(Task to carry out)
Select every line below containing the word "About".

Items from a data source
/---

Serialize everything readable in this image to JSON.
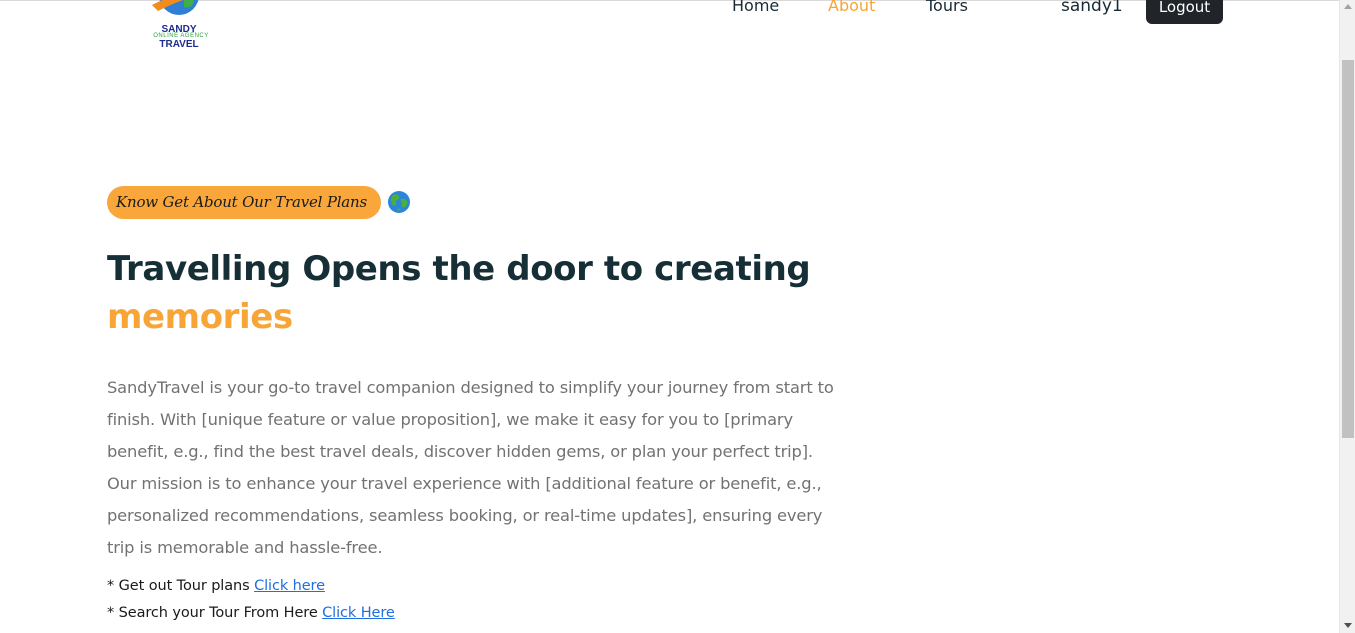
{
  "header": {
    "logo": {
      "title_line1": "SANDY",
      "subtitle": "ONLINE AGENCY",
      "title_line2": "TRAVEL"
    },
    "nav": {
      "home": "Home",
      "about": "About",
      "tours": "Tours"
    },
    "username": "sandy1",
    "logout_label": "Logout"
  },
  "hero": {
    "tagline": "Know Get About Our Travel Plans",
    "tagline_emoji": "globe-icon",
    "headline_main": "Travelling Opens the door to creating",
    "headline_accent": "memories",
    "description": "SandyTravel is your go-to travel companion designed to simplify your journey from start to finish. With [unique feature or value proposition], we make it easy for you to [primary benefit, e.g., find the best travel deals, discover hidden gems, or plan your perfect trip]. Our mission is to enhance your travel experience with [additional feature or benefit, e.g., personalized recommendations, seamless booking, or real-time updates], ensuring every trip is memorable and hassle-free.",
    "links": [
      {
        "prefix": "* Get out Tour plans ",
        "link_text": "Click here"
      },
      {
        "prefix": "* Search your Tour From Here ",
        "link_text": "Click Here"
      }
    ]
  },
  "colors": {
    "accent": "#f7a536",
    "heading": "#162e35",
    "body_text": "#727272",
    "link": "#1f6fe0",
    "button_dark": "#212529"
  }
}
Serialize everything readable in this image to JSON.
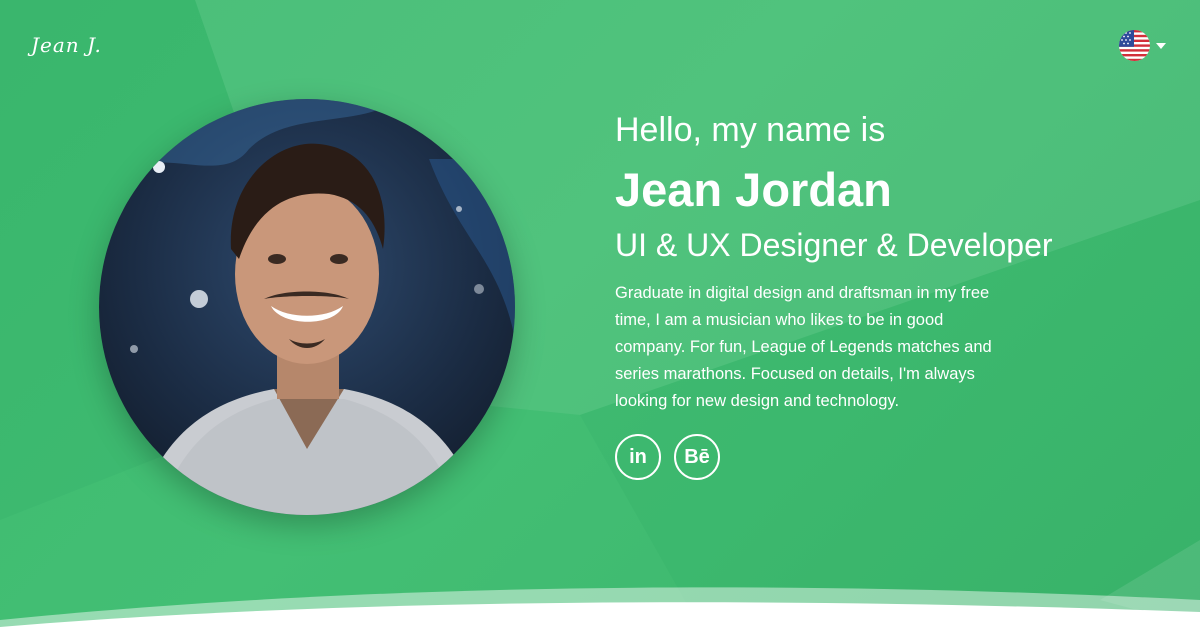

\---

(Solution for this problem)
      "about": "About",
    "tagline": "Know Get About Our Travel Plans",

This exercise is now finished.